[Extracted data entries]
***

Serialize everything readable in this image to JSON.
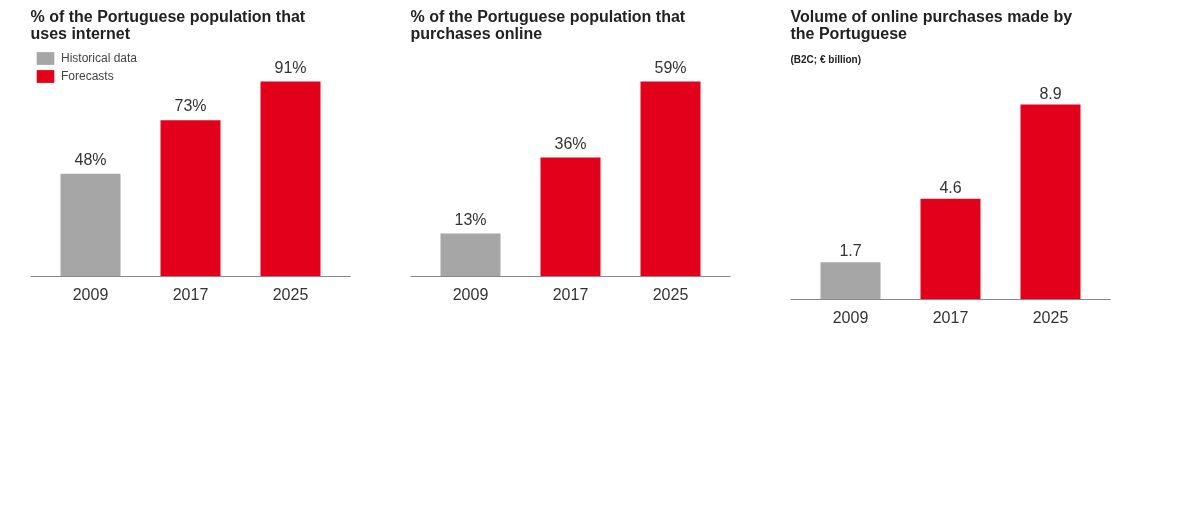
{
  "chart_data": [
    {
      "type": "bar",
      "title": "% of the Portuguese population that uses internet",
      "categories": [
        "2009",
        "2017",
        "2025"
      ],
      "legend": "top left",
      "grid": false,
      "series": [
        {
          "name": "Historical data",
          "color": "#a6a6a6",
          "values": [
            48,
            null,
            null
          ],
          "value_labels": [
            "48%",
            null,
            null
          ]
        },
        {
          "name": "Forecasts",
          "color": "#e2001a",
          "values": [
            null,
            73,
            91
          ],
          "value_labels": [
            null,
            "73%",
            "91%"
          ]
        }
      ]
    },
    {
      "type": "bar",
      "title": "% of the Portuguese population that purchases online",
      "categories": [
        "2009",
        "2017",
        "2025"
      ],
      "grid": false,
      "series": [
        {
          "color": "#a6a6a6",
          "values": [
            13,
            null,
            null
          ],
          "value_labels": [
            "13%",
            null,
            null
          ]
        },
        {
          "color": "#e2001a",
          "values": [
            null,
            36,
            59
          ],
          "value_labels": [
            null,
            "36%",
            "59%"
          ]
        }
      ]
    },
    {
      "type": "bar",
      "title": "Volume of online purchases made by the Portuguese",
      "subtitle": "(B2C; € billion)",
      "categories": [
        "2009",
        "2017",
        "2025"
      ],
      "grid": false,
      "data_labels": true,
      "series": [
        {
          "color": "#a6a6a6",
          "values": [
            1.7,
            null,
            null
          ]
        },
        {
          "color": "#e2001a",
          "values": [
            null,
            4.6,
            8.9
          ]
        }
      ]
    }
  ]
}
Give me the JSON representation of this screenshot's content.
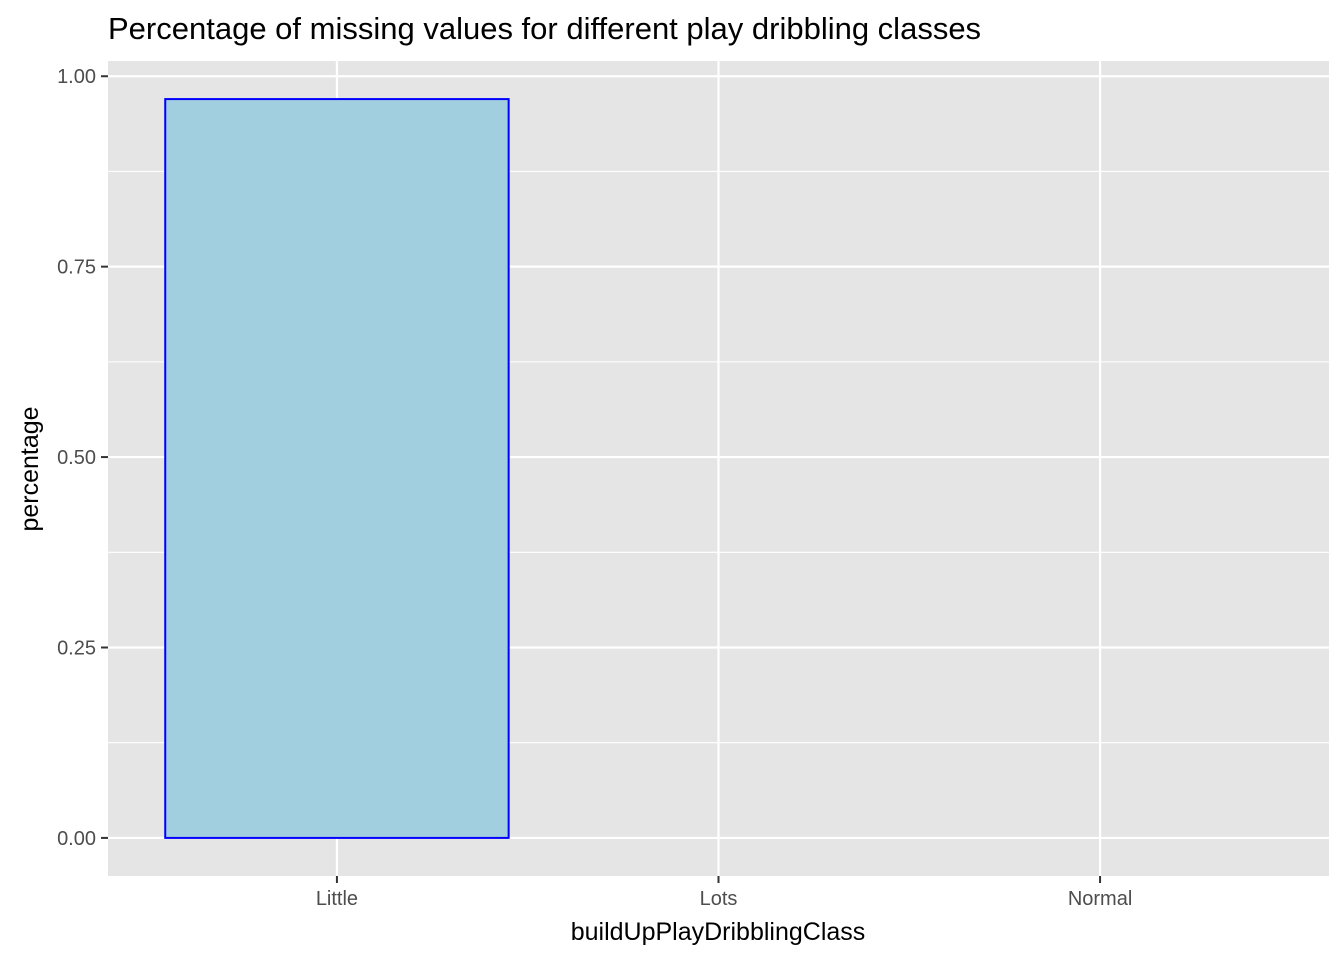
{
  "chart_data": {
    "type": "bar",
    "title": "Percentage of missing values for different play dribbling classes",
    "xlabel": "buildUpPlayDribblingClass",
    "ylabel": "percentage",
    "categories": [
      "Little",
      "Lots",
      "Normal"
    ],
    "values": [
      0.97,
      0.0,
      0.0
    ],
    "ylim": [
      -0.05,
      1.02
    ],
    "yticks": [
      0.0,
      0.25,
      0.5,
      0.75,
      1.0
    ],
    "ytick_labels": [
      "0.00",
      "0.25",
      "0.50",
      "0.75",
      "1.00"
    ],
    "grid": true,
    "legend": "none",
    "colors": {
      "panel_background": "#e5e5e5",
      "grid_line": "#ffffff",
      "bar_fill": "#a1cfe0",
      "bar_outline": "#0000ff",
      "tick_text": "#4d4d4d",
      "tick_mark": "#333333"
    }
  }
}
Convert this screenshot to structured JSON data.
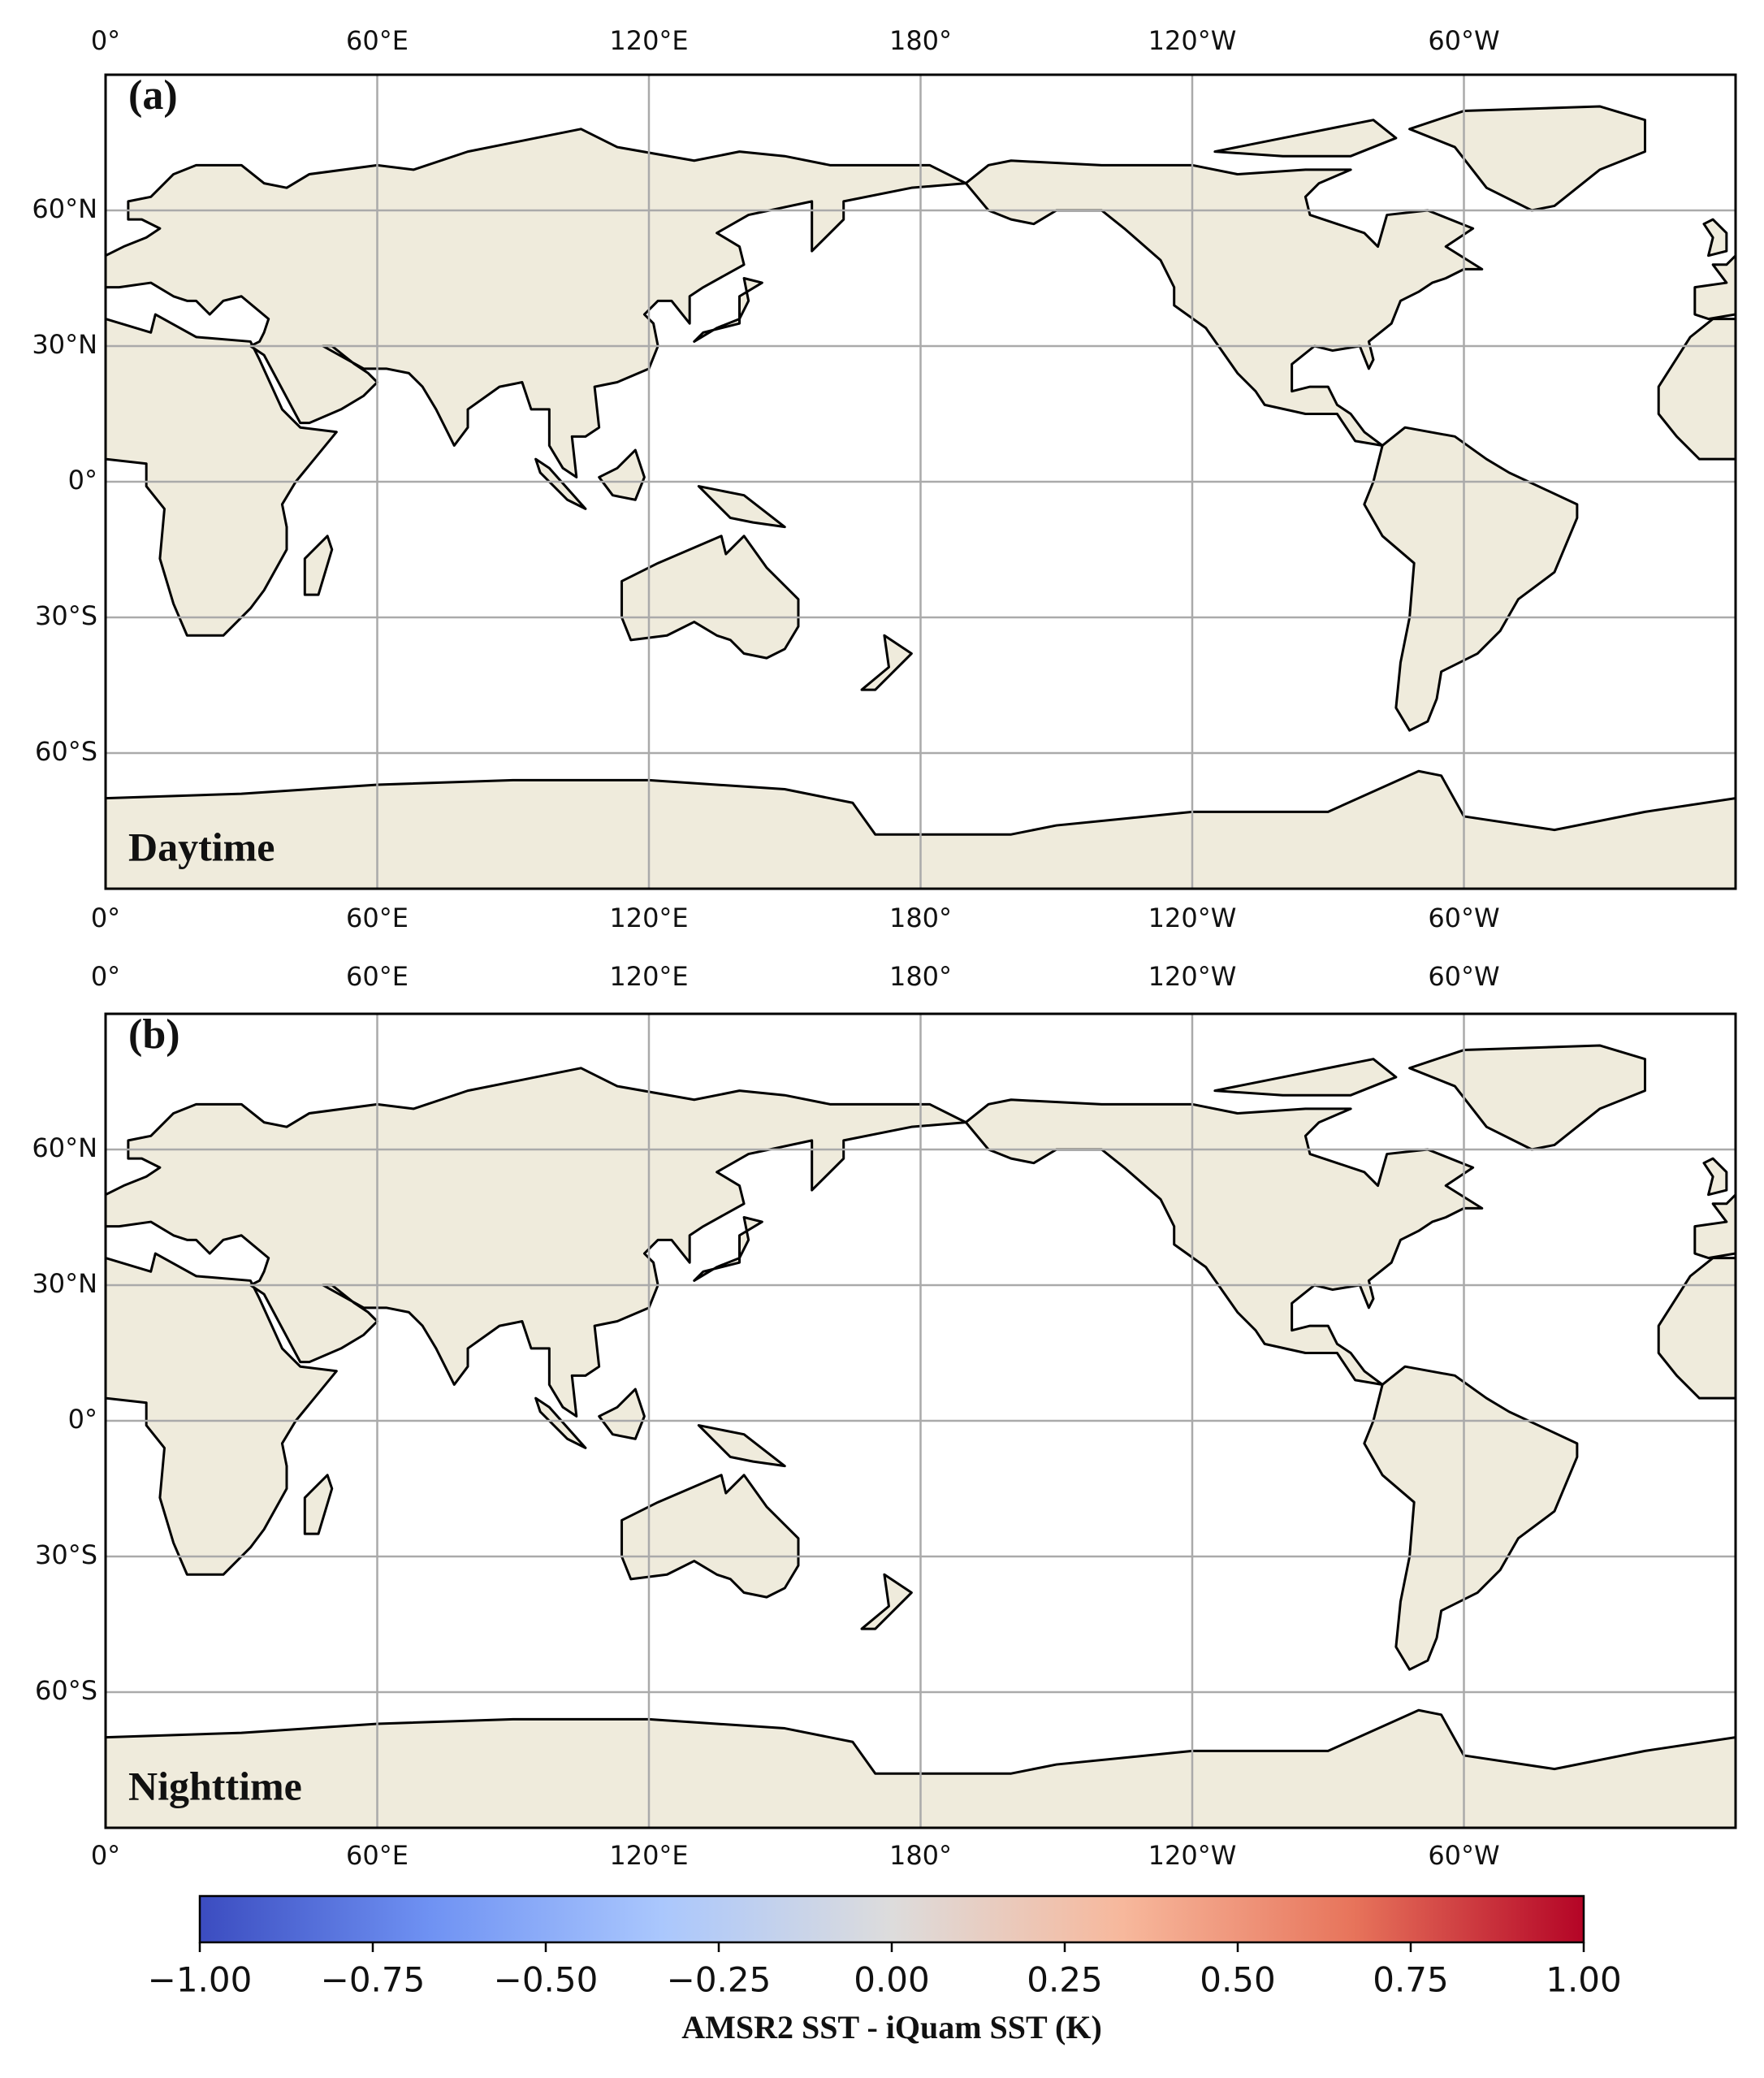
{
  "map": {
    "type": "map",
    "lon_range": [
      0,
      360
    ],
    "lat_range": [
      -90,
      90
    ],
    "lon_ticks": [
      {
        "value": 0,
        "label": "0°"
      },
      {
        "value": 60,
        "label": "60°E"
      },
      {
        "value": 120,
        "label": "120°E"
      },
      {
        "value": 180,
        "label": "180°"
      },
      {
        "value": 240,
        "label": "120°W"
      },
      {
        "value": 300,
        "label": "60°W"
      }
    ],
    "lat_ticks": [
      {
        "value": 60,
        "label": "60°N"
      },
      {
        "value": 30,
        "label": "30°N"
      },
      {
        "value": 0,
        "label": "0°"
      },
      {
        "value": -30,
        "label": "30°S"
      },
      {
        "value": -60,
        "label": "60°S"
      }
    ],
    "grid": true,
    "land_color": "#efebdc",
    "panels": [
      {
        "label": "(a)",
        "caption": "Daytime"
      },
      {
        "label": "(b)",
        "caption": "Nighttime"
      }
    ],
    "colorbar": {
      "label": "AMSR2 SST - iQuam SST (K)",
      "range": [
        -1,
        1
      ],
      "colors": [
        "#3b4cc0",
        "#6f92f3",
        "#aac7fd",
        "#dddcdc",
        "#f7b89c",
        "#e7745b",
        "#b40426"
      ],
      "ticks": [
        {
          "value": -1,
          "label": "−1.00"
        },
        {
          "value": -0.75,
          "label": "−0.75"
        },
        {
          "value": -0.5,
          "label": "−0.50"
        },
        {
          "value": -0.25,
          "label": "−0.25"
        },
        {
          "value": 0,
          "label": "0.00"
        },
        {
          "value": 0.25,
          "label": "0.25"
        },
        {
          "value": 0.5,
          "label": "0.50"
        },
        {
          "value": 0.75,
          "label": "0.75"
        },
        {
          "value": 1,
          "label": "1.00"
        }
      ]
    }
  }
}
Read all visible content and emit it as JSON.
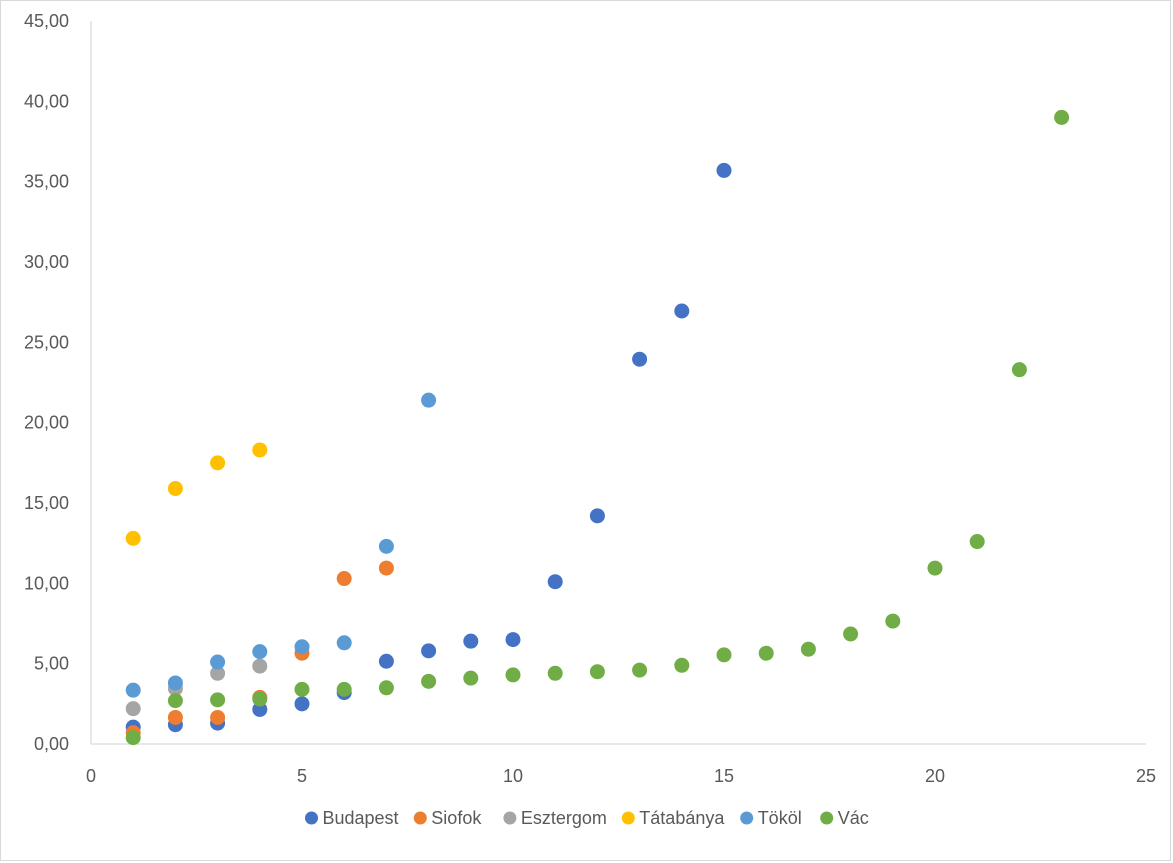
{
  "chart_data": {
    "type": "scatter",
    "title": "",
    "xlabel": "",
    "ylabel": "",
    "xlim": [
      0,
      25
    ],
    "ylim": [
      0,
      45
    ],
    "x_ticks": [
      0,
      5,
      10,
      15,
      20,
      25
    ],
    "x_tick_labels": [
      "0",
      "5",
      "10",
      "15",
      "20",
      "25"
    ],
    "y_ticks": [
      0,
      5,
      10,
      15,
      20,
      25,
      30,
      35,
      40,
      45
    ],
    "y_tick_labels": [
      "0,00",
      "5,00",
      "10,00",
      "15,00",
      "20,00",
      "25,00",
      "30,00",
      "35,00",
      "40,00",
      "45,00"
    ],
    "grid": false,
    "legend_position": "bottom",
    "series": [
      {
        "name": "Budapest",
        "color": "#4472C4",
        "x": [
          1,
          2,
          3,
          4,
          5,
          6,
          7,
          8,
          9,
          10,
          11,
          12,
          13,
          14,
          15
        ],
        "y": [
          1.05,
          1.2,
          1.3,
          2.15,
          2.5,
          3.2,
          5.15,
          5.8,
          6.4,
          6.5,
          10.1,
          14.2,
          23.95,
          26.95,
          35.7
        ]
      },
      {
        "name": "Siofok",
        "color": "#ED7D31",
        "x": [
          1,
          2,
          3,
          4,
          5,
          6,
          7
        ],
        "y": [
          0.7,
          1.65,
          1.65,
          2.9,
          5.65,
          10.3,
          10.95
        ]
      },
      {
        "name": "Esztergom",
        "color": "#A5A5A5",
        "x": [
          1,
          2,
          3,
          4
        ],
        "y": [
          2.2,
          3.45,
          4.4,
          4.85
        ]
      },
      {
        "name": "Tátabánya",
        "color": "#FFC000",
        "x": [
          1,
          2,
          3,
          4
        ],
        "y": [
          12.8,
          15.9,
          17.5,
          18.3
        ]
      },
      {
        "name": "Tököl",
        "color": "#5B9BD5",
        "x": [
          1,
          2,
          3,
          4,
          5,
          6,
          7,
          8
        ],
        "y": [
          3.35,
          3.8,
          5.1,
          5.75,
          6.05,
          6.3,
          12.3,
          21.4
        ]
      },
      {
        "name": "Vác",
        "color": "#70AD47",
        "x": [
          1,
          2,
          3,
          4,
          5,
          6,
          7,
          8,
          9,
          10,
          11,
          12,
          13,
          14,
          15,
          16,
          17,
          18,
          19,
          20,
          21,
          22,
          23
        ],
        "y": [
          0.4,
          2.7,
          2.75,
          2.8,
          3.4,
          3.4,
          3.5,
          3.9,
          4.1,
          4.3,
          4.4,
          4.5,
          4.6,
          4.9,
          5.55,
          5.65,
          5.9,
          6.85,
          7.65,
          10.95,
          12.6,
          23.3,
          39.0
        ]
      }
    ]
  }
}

***

GIVEN REQUEST: From the entries above, extract each line containing "that".

SOLUTION FOR THIS TASK:
      "title": "% of the Portuguese population that uses internet",
      "title": "% of the Portuguese population that purchases online",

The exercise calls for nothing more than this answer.